▶ **SET EXERCISE**
Tally up the lines that include "SQLite" and state that number by itself.

▶ **DATA**
______________________________

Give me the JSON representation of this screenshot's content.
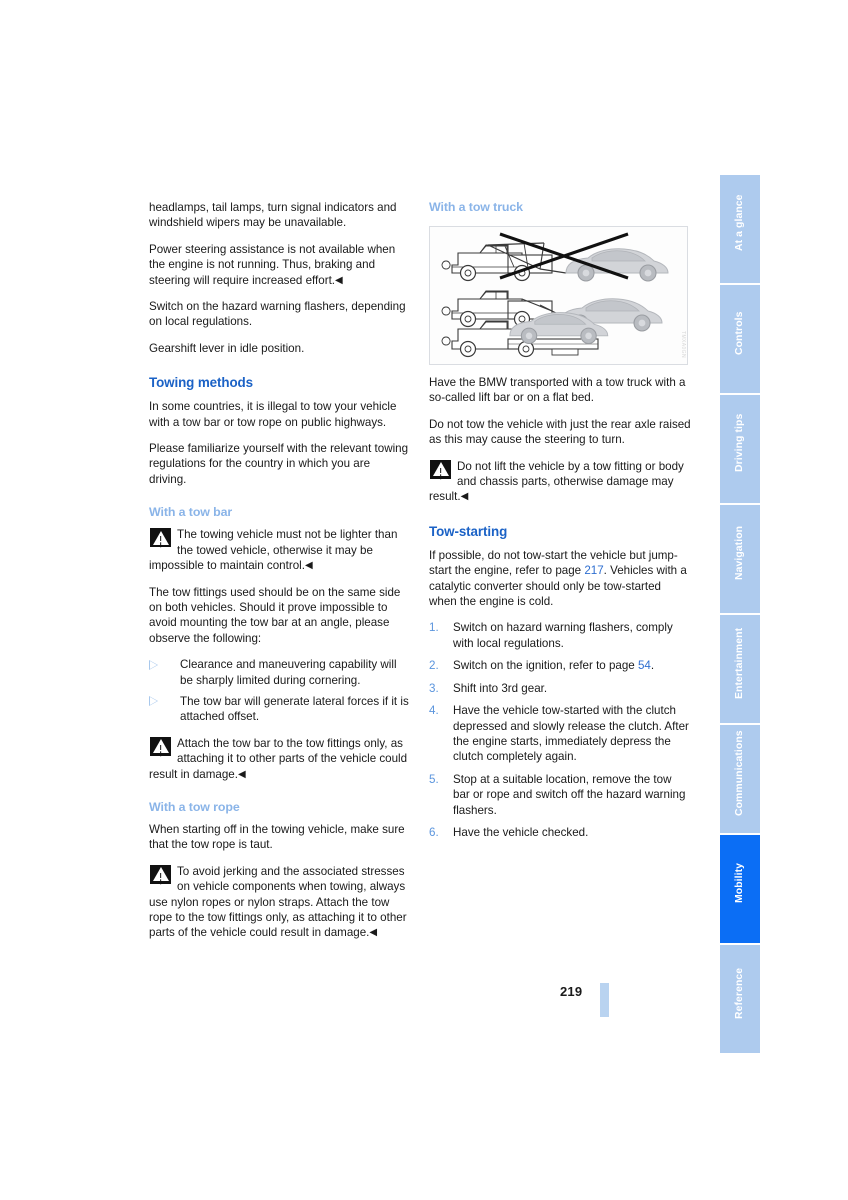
{
  "document": {
    "page_number": "219",
    "figure_code": "TMXA0GN"
  },
  "left_column": {
    "intro_paragraphs": [
      "headlamps, tail lamps, turn signal indicators and windshield wipers may be unavailable.",
      "Power steering assistance is not available when the engine is not running. Thus, braking and steering will require increased effort.",
      "Switch on the hazard warning flashers, depending on local regulations.",
      "Gearshift lever in idle position."
    ],
    "towing_methods": {
      "heading": "Towing methods",
      "paragraphs": [
        "In some countries, it is illegal to tow your vehicle with a tow bar or tow rope on public highways.",
        "Please familiarize yourself with the relevant towing regulations for the country in which you are driving."
      ]
    },
    "tow_bar": {
      "heading": "With a tow bar",
      "warning": "The towing vehicle must not be lighter than the towed vehicle, otherwise it may be impossible to maintain control.",
      "paragraph": "The tow fittings used should be on the same side on both vehicles. Should it prove impossible to avoid mounting the tow bar at an angle, please observe the following:",
      "bullets": [
        "Clearance and maneuvering capability will be sharply limited during cornering.",
        "The tow bar will generate lateral forces if it is attached offset."
      ],
      "warning2": "Attach the tow bar to the tow fittings only, as attaching it to other parts of the vehicle could result in damage."
    },
    "tow_rope": {
      "heading": "With a tow rope",
      "paragraph": "When starting off in the towing vehicle, make sure that the tow rope is taut.",
      "warning": "To avoid jerking and the associated stresses on vehicle components when towing, always use nylon ropes or nylon straps. Attach the tow rope to the tow fittings only, as attaching it to other parts of the vehicle could result in damage."
    }
  },
  "right_column": {
    "tow_truck": {
      "heading": "With a tow truck",
      "paragraphs": [
        "Have the BMW transported with a tow truck with a so-called lift bar or on a flat bed.",
        "Do not tow the vehicle with just the rear axle raised as this may cause the steering to turn."
      ],
      "warning": "Do not lift the vehicle by a tow fitting or body and chassis parts, otherwise damage may result."
    },
    "tow_starting": {
      "heading": "Tow-starting",
      "intro_part1": "If possible, do not tow-start the vehicle but jump-start the engine, refer to page ",
      "intro_ref1": "217",
      "intro_part2": ". Vehicles with a catalytic converter should only be tow-started when the engine is cold.",
      "steps": [
        {
          "num": "1.",
          "text": "Switch on hazard warning flashers, comply with local regulations."
        },
        {
          "num": "2.",
          "text_before": "Switch on the ignition, refer to page ",
          "ref": "54",
          "text_after": "."
        },
        {
          "num": "3.",
          "text": "Shift into 3rd gear."
        },
        {
          "num": "4.",
          "text": "Have the vehicle tow-started with the clutch depressed and slowly release the clutch. After the engine starts, immediately depress the clutch completely again."
        },
        {
          "num": "5.",
          "text": "Stop at a suitable location, remove the tow bar or rope and switch off the hazard warning flashers."
        },
        {
          "num": "6.",
          "text": "Have the vehicle checked."
        }
      ]
    }
  },
  "sidebar_tabs": [
    {
      "label": "At a glance",
      "active": false
    },
    {
      "label": "Controls",
      "active": false
    },
    {
      "label": "Driving tips",
      "active": false
    },
    {
      "label": "Navigation",
      "active": false
    },
    {
      "label": "Entertainment",
      "active": false
    },
    {
      "label": "Communications",
      "active": false
    },
    {
      "label": "Mobility",
      "active": true
    },
    {
      "label": "Reference",
      "active": false
    }
  ],
  "colors": {
    "heading_blue": "#1b62c6",
    "subheading_blue": "#8ab4e8",
    "tab_inactive": "#aecbee",
    "tab_active": "#0b6ef5",
    "link_blue": "#2f6fd0",
    "page_bar": "#b9d3f0"
  },
  "end_marker": "◀"
}
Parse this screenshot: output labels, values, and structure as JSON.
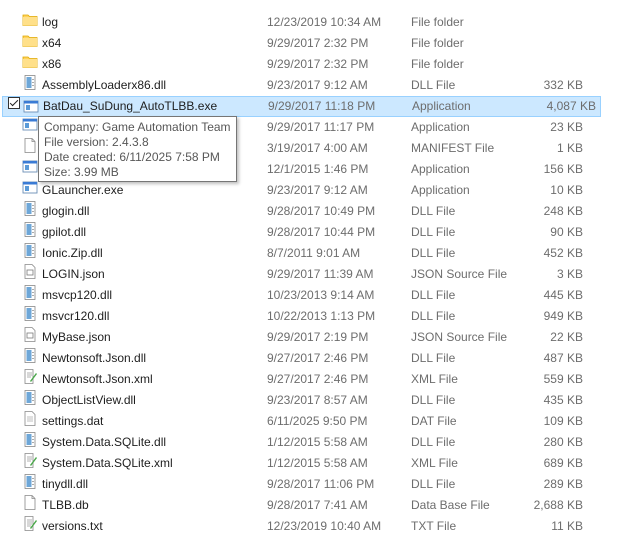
{
  "files": [
    {
      "name": "log",
      "date": "12/23/2019 10:34 AM",
      "type": "File folder",
      "size": "",
      "icon": "folder-icon"
    },
    {
      "name": "x64",
      "date": "9/29/2017 2:32 PM",
      "type": "File folder",
      "size": "",
      "icon": "folder-icon"
    },
    {
      "name": "x86",
      "date": "9/29/2017 2:32 PM",
      "type": "File folder",
      "size": "",
      "icon": "folder-icon"
    },
    {
      "name": "AssemblyLoaderx86.dll",
      "date": "9/23/2017 9:12 AM",
      "type": "DLL File",
      "size": "332 KB",
      "icon": "dll-icon"
    },
    {
      "name": "BatDau_SuDung_AutoTLBB.exe",
      "date": "9/29/2017 11:18 PM",
      "type": "Application",
      "size": "4,087 KB",
      "icon": "exe-icon",
      "selected": true
    },
    {
      "name": "",
      "date": "9/29/2017 11:17 PM",
      "type": "Application",
      "size": "23 KB",
      "icon": "exe-icon"
    },
    {
      "name": "st",
      "date": "3/19/2017 4:00 AM",
      "type": "MANIFEST File",
      "size": "1 KB",
      "icon": "generic-file-icon"
    },
    {
      "name": "",
      "date": "12/1/2015 1:46 PM",
      "type": "Application",
      "size": "156 KB",
      "icon": "exe-icon"
    },
    {
      "name": "GLauncher.exe",
      "date": "9/23/2017 9:12 AM",
      "type": "Application",
      "size": "10 KB",
      "icon": "exe-icon"
    },
    {
      "name": "glogin.dll",
      "date": "9/28/2017 10:49 PM",
      "type": "DLL File",
      "size": "248 KB",
      "icon": "dll-icon"
    },
    {
      "name": "gpilot.dll",
      "date": "9/28/2017 10:44 PM",
      "type": "DLL File",
      "size": "90 KB",
      "icon": "dll-icon"
    },
    {
      "name": "Ionic.Zip.dll",
      "date": "8/7/2011 9:01 AM",
      "type": "DLL File",
      "size": "452 KB",
      "icon": "dll-icon"
    },
    {
      "name": "LOGIN.json",
      "date": "9/29/2017 11:39 AM",
      "type": "JSON Source File",
      "size": "3 KB",
      "icon": "json-icon"
    },
    {
      "name": "msvcp120.dll",
      "date": "10/23/2013 9:14 AM",
      "type": "DLL File",
      "size": "445 KB",
      "icon": "dll-icon"
    },
    {
      "name": "msvcr120.dll",
      "date": "10/22/2013 1:13 PM",
      "type": "DLL File",
      "size": "949 KB",
      "icon": "dll-icon"
    },
    {
      "name": "MyBase.json",
      "date": "9/29/2017 2:19 PM",
      "type": "JSON Source File",
      "size": "22 KB",
      "icon": "json-icon"
    },
    {
      "name": "Newtonsoft.Json.dll",
      "date": "9/27/2017 2:46 PM",
      "type": "DLL File",
      "size": "487 KB",
      "icon": "dll-icon"
    },
    {
      "name": "Newtonsoft.Json.xml",
      "date": "9/27/2017 2:46 PM",
      "type": "XML File",
      "size": "559 KB",
      "icon": "xml-icon"
    },
    {
      "name": "ObjectListView.dll",
      "date": "9/23/2017 8:57 AM",
      "type": "DLL File",
      "size": "435 KB",
      "icon": "dll-icon"
    },
    {
      "name": "settings.dat",
      "date": "6/11/2025 9:50 PM",
      "type": "DAT File",
      "size": "109 KB",
      "icon": "dat-icon"
    },
    {
      "name": "System.Data.SQLite.dll",
      "date": "1/12/2015 5:58 AM",
      "type": "DLL File",
      "size": "280 KB",
      "icon": "dll-icon"
    },
    {
      "name": "System.Data.SQLite.xml",
      "date": "1/12/2015 5:58 AM",
      "type": "XML File",
      "size": "689 KB",
      "icon": "xml-icon"
    },
    {
      "name": "tinydll.dll",
      "date": "9/28/2017 11:06 PM",
      "type": "DLL File",
      "size": "289 KB",
      "icon": "dll-icon"
    },
    {
      "name": "TLBB.db",
      "date": "9/28/2017 7:41 AM",
      "type": "Data Base File",
      "size": "2,688 KB",
      "icon": "db-icon"
    },
    {
      "name": "versions.txt",
      "date": "12/23/2019 10:40 AM",
      "type": "TXT File",
      "size": "11 KB",
      "icon": "txt-icon"
    }
  ],
  "tooltip": {
    "company": "Company: Game Automation Team",
    "version": "File version: 2.4.3.8",
    "created": "Date created: 6/11/2025 7:58 PM",
    "size": "Size: 3.99 MB"
  },
  "colors": {
    "selection_bg": "#cce8ff",
    "selection_border": "#99d1ff",
    "folder": "#ffd35c",
    "secondary_text": "#6d6d6d"
  }
}
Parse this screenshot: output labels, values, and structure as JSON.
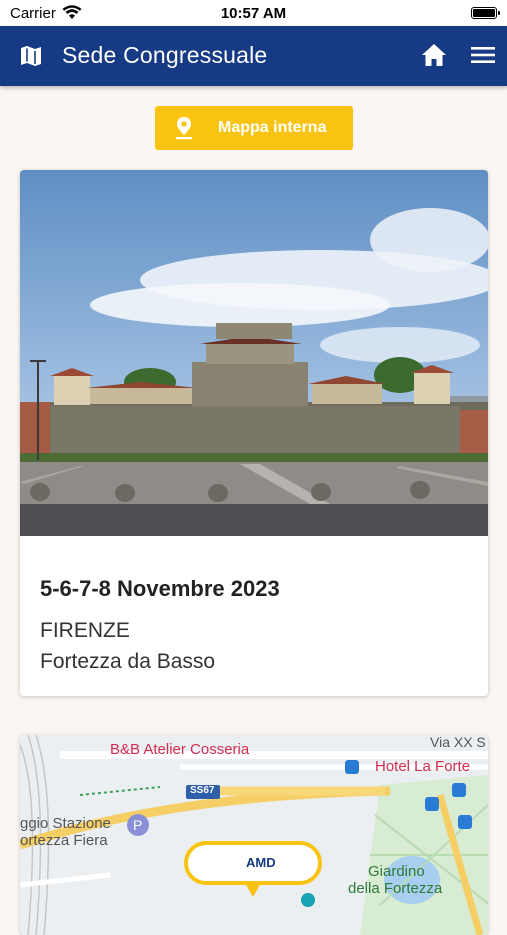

______________________________

▶ **CORRECT RESULT**
2